WORK INSTRUCTIONS: Repeat every entry in the listing below, exactly.
#### SOURCE RECORDS ####
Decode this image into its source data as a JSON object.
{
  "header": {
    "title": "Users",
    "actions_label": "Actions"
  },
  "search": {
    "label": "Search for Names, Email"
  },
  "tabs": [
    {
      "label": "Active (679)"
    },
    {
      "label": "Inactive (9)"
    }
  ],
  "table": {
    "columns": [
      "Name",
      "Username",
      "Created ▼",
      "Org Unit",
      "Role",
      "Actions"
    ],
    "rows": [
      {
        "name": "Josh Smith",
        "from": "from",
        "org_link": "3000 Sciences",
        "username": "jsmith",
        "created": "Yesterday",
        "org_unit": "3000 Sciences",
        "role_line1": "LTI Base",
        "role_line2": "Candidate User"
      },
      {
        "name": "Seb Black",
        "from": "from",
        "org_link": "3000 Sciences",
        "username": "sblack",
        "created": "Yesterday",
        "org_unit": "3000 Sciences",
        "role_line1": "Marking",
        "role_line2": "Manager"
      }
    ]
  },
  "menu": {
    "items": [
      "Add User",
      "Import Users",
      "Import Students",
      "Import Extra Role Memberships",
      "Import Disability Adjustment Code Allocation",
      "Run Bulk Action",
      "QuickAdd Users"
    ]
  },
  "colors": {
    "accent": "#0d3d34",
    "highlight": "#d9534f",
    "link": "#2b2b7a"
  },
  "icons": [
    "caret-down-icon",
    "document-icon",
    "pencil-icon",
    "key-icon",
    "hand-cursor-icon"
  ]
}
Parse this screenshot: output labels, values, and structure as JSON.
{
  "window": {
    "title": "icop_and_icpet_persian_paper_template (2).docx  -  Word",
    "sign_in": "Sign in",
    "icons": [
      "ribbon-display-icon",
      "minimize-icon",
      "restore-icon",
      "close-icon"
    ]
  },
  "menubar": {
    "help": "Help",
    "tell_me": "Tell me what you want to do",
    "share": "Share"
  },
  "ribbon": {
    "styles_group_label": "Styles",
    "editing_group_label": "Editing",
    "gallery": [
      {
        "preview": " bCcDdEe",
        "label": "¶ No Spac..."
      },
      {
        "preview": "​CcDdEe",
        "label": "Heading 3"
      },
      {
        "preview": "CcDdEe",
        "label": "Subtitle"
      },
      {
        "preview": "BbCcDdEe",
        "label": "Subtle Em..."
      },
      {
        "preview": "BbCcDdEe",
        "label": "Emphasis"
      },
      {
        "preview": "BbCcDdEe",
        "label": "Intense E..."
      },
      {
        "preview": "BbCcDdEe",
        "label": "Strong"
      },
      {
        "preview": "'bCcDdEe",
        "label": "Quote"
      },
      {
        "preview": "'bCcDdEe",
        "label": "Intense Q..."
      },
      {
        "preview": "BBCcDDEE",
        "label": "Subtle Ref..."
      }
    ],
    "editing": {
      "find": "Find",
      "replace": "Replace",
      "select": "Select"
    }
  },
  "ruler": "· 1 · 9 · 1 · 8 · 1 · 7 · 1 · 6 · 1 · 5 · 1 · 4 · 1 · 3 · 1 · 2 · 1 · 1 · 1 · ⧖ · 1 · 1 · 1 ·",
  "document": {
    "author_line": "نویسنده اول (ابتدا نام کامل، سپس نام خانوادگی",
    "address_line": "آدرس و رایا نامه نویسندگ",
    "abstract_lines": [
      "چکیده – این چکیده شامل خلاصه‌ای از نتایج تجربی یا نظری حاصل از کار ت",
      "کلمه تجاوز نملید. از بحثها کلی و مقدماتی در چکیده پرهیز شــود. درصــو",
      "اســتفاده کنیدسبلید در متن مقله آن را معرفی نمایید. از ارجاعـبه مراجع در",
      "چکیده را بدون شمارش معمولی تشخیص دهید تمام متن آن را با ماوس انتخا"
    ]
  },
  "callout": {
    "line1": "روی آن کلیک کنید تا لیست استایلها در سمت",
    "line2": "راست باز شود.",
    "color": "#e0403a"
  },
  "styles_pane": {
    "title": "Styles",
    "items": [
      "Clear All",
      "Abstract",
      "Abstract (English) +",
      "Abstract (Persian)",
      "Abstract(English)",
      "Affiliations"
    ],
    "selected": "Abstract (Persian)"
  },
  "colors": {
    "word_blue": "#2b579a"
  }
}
####
EXERCISE RESPONSE:
Decode this image into its source data as a JSON object.
{
  "header": {
    "title": "Users",
    "actions_label": "Actions"
  },
  "search": {
    "label": "Search for Names, Email"
  },
  "tabs": [
    {
      "label": "Active (679)"
    },
    {
      "label": "Inactive (9)"
    }
  ],
  "table": {
    "columns": [
      "Name",
      "Username",
      "Created ▼",
      "Org Unit",
      "Role",
      "Actions"
    ],
    "rows": [
      {
        "name": "Josh Smith",
        "from": "from",
        "org_link": "3000 Sciences",
        "username": "jsmith",
        "created": "Yesterday",
        "org_unit": "3000 Sciences",
        "role_line1": "LTI Base",
        "role_line2": "Candidate User"
      },
      {
        "name": "Seb Black",
        "from": "from",
        "org_link": "3000 Sciences",
        "username": "sblack",
        "created": "Yesterday",
        "org_unit": "3000 Sciences",
        "role_line1": "Marking",
        "role_line2": "Manager"
      }
    ]
  },
  "menu": {
    "items": [
      "Add User",
      "Import Users",
      "Import Students",
      "Import Extra Role Memberships",
      "Import Disability Adjustment Code Allocation",
      "Run Bulk Action",
      "QuickAdd Users"
    ]
  },
  "colors": {
    "accent": "#0d3d34",
    "highlight": "#d9534f",
    "link": "#2b2b7a"
  },
  "icons": [
    "caret-down-icon",
    "document-icon",
    "pencil-icon",
    "key-icon",
    "hand-cursor-icon"
  ]
}
Parse this screenshot: output labels, values, and structure as JSON.
{
  "window": {
    "title": "icop_and_icpet_persian_paper_template (2).docx  -  Word",
    "sign_in": "Sign in",
    "icons": [
      "ribbon-display-icon",
      "minimize-icon",
      "restore-icon",
      "close-icon"
    ]
  },
  "menubar": {
    "help": "Help",
    "tell_me": "Tell me what you want to do",
    "share": "Share"
  },
  "ribbon": {
    "styles_group_label": "Styles",
    "editing_group_label": "Editing",
    "gallery": [
      {
        "preview": " bCcDdEe",
        "label": "¶ No Spac..."
      },
      {
        "preview": "​CcDdEe",
        "label": "Heading 3"
      },
      {
        "preview": "CcDdEe",
        "label": "Subtitle"
      },
      {
        "preview": "BbCcDdEe",
        "label": "Subtle Em..."
      },
      {
        "preview": "BbCcDdEe",
        "label": "Emphasis"
      },
      {
        "preview": "BbCcDdEe",
        "label": "Intense E..."
      },
      {
        "preview": "BbCcDdEe",
        "label": "Strong"
      },
      {
        "preview": "'bCcDdEe",
        "label": "Quote"
      },
      {
        "preview": "'bCcDdEe",
        "label": "Intense Q..."
      },
      {
        "preview": "BBCcDDEE",
        "label": "Subtle Ref..."
      }
    ],
    "editing": {
      "find": "Find",
      "replace": "Replace",
      "select": "Select"
    }
  },
  "ruler": "· 1 · 9 · 1 · 8 · 1 · 7 · 1 · 6 · 1 · 5 · 1 · 4 · 1 · 3 · 1 · 2 · 1 · 1 · 1 · ⧖ · 1 · 1 · 1 ·",
  "document": {
    "author_line": "نویسنده اول (ابتدا نام کامل، سپس نام خانوادگی",
    "address_line": "آدرس و رایا نامه نویسندگ",
    "abstract_lines": [
      "چکیده – این چکیده شامل خلاصه‌ای از نتایج تجربی یا نظری حاصل از کار ت",
      "کلمه تجاوز نملید. از بحثها کلی و مقدماتی در چکیده پرهیز شــود. درصــو",
      "اســتفاده کنیدسبلید در متن مقله آن را معرفی نمایید. از ارجاعـبه مراجع در",
      "چکیده را بدون شمارش معمولی تشخیص دهید تمام متن آن را با ماوس انتخا"
    ]
  },
  "callout": {
    "line1": "روی آن کلیک کنید تا لیست استایلها در سمت",
    "line2": "راست باز شود.",
    "color": "#e0403a"
  },
  "styles_pane": {
    "title": "Styles",
    "items": [
      "Clear All",
      "Abstract",
      "Abstract (English) +",
      "Abstract (Persian)",
      "Abstract(English)",
      "Affiliations"
    ],
    "selected": "Abstract (Persian)"
  },
  "colors": {
    "word_blue": "#2b579a"
  }
}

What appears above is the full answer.